(Data drawn from a collection)
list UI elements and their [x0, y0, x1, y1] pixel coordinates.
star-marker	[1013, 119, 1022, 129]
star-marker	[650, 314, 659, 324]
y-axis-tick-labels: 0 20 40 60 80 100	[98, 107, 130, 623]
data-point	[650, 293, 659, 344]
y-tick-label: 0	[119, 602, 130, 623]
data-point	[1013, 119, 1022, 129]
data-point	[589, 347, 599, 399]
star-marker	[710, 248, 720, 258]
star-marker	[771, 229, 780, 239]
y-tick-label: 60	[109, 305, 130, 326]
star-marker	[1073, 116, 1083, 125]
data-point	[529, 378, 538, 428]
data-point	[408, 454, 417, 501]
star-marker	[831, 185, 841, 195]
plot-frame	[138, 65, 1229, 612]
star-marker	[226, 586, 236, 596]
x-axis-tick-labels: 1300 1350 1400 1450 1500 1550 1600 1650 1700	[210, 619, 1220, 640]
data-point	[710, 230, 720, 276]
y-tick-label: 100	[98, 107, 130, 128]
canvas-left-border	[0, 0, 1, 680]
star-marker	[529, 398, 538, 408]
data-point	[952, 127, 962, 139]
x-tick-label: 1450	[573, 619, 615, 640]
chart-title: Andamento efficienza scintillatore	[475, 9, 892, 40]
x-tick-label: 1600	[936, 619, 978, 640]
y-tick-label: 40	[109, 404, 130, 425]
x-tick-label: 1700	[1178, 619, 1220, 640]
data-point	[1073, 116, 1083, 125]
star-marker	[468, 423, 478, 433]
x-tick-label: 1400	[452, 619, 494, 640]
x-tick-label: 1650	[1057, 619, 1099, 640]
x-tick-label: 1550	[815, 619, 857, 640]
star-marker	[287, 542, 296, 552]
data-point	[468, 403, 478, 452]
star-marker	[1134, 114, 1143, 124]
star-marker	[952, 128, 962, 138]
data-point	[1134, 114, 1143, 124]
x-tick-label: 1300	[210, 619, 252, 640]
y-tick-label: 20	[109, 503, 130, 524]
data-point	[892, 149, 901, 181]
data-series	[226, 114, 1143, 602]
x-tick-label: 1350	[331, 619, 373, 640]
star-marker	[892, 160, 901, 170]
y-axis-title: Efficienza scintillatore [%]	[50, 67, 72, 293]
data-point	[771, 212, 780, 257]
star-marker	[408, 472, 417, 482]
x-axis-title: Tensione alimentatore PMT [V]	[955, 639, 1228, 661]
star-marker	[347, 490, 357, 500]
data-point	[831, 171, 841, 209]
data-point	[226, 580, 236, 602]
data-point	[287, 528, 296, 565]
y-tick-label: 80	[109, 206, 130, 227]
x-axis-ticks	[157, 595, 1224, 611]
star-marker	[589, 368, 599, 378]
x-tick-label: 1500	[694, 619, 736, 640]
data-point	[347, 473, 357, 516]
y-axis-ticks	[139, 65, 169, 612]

TASK GOAL:
Copy out the items word for word, beginning with the first line of the items and ending with the line that contains "y-axis-title: Efficienza scintillatore".

TASK ANSWER:
list UI elements and their [x0, y0, x1, y1] pixel coordinates.
star-marker	[1013, 119, 1022, 129]
star-marker	[650, 314, 659, 324]
y-axis-tick-labels: 0 20 40 60 80 100	[98, 107, 130, 623]
data-point	[650, 293, 659, 344]
y-tick-label: 0	[119, 602, 130, 623]
data-point	[1013, 119, 1022, 129]
data-point	[589, 347, 599, 399]
star-marker	[710, 248, 720, 258]
star-marker	[771, 229, 780, 239]
y-tick-label: 60	[109, 305, 130, 326]
star-marker	[1073, 116, 1083, 125]
data-point	[529, 378, 538, 428]
data-point	[408, 454, 417, 501]
star-marker	[831, 185, 841, 195]
plot-frame	[138, 65, 1229, 612]
star-marker	[226, 586, 236, 596]
x-axis-tick-labels: 1300 1350 1400 1450 1500 1550 1600 1650 1700	[210, 619, 1220, 640]
data-point	[710, 230, 720, 276]
y-tick-label: 100	[98, 107, 130, 128]
canvas-left-border	[0, 0, 1, 680]
star-marker	[529, 398, 538, 408]
data-point	[952, 127, 962, 139]
x-tick-label: 1450	[573, 619, 615, 640]
chart-title: Andamento efficienza scintillatore	[475, 9, 892, 40]
x-tick-label: 1600	[936, 619, 978, 640]
y-tick-label: 40	[109, 404, 130, 425]
x-tick-label: 1700	[1178, 619, 1220, 640]
data-point	[1073, 116, 1083, 125]
star-marker	[468, 423, 478, 433]
x-tick-label: 1400	[452, 619, 494, 640]
x-tick-label: 1650	[1057, 619, 1099, 640]
x-tick-label: 1550	[815, 619, 857, 640]
star-marker	[287, 542, 296, 552]
data-point	[468, 403, 478, 452]
star-marker	[1134, 114, 1143, 124]
star-marker	[952, 128, 962, 138]
data-point	[1134, 114, 1143, 124]
x-tick-label: 1300	[210, 619, 252, 640]
y-tick-label: 20	[109, 503, 130, 524]
data-point	[892, 149, 901, 181]
data-series	[226, 114, 1143, 602]
x-tick-label: 1350	[331, 619, 373, 640]
star-marker	[892, 160, 901, 170]
y-axis-title: Efficienza scintillatore [%]	[50, 67, 72, 293]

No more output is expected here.